DIRECTIVES:
1) Do these statements agree with the match report? Answer yes or no for each, and quote the words from the match report that decide it.
(a) Rusedski beat Hewitt in straight sets.
(b) Hewitt is described as a serve-and-volley player.
(c) Rusedski took the first set on his first set point.
2) According to the match report, how many places has Hewitt climbed in the world rankings in his first 18 months on tour?
3) Which tennis players are named in the match report? List every one.

SELECTED TEXT:
━━━
After lurching from good against Gianluca Pozzi to bad against Jan-Michael Gambill in the second round, he beat one of the game's rising forces yesterday, the 18-year-old Australian Lleyton Hewitt, 6-4, 7-5, and he is now just two matches away from repeating his 1997 win and the eighth title of his career. With no other seeds surviving, he should do it.

Particularly as his game went up several notches yesterday. His ground strokes had been a mistimed mess against Gambill, but against Hewitt his returns were all together more crisp. His game stands or limps by his first serve, of course, yet Hewitt took Pete Sampras to a third-set tiebreaker at Queen's Club last week so a straight-sets win over a player who is being talked about as a future Grand Slam winner was no mean feat.

"With every match I'm getting better," Rusedski said. "It was a very positive match, a very encouraging day for me. I was very pleased with the way I played, especially my return of serve."

Before Rusedski went on court yesterday he knew he would face a different challenge. Hewitt, a confirmed baseliner, returns with venom and charges round the court like his life depends on it. It works, because he has climbed 609 places in the world rankings in his first 18 months on tour.

You do not rise like that without talent so you wondered about Rusedski when he missed a chance to break in the sixth game. He made amends at 5-4, however, converting his fourth set point when Hewitt netted a forehand.

The long-haired, cap-wearing seventh seed broke back immediately and, at 3-1 up, he was on course to take the match to three sets. Or so it seemed, because at that point his game, so bright at the start, began to disintegrate and Rusedski won six of the next eight games.

Hewitt conjured the occasional spectacular pass but Rusedski increasingly appeared to have plenty in hand and he cruised to a 40-love lead against the serve in the 12th game, needing just the first of three match points.
━━━
STORED RECORDS:
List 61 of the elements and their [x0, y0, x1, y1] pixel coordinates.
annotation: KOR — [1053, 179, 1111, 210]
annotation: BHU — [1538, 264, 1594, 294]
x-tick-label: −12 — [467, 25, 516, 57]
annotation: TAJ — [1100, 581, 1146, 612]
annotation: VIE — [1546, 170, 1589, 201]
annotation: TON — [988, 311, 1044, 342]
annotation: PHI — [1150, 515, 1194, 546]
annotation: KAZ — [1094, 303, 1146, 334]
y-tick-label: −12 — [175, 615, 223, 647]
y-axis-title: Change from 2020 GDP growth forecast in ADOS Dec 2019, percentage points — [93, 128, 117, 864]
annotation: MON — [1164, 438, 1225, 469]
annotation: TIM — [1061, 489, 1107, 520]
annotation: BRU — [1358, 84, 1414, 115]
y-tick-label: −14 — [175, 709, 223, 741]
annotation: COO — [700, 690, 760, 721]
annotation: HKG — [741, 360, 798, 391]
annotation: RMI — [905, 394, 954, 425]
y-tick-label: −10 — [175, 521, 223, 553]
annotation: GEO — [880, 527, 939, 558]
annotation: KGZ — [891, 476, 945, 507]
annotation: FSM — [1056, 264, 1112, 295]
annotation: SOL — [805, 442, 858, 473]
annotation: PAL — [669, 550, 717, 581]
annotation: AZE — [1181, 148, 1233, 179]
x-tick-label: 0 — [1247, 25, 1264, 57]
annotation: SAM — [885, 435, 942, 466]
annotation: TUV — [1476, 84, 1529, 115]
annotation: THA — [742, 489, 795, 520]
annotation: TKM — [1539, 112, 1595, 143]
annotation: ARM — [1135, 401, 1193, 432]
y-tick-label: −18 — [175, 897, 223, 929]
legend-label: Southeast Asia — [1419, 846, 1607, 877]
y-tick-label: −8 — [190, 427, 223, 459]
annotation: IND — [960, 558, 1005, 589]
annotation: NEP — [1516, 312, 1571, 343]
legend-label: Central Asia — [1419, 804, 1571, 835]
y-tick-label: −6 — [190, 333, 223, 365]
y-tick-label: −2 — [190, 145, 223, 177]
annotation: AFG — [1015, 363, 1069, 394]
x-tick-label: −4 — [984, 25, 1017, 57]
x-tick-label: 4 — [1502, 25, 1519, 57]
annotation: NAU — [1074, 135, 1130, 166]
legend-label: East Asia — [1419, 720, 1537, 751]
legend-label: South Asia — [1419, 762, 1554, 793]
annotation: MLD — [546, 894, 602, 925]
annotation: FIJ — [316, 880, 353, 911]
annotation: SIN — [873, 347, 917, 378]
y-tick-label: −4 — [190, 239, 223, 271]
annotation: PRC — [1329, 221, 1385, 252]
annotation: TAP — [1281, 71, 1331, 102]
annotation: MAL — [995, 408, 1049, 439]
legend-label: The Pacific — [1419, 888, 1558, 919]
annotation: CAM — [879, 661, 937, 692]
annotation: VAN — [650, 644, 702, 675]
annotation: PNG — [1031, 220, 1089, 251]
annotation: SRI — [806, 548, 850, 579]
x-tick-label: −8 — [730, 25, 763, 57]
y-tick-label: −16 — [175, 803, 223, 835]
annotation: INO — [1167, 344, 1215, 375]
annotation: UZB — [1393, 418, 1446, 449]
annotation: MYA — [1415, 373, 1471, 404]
━━━
THE RESULTS:
1)
(a) Yes: "6-4, 7-5"
(b) No: "Hewitt, a confirmed baseliner"
(c) No: "converting his fourth set point"

2) 609 places.

3) Gianluca Pozzi, Jan-Michael Gambill, Lleyton Hewitt, Pete Sampras, Rusedski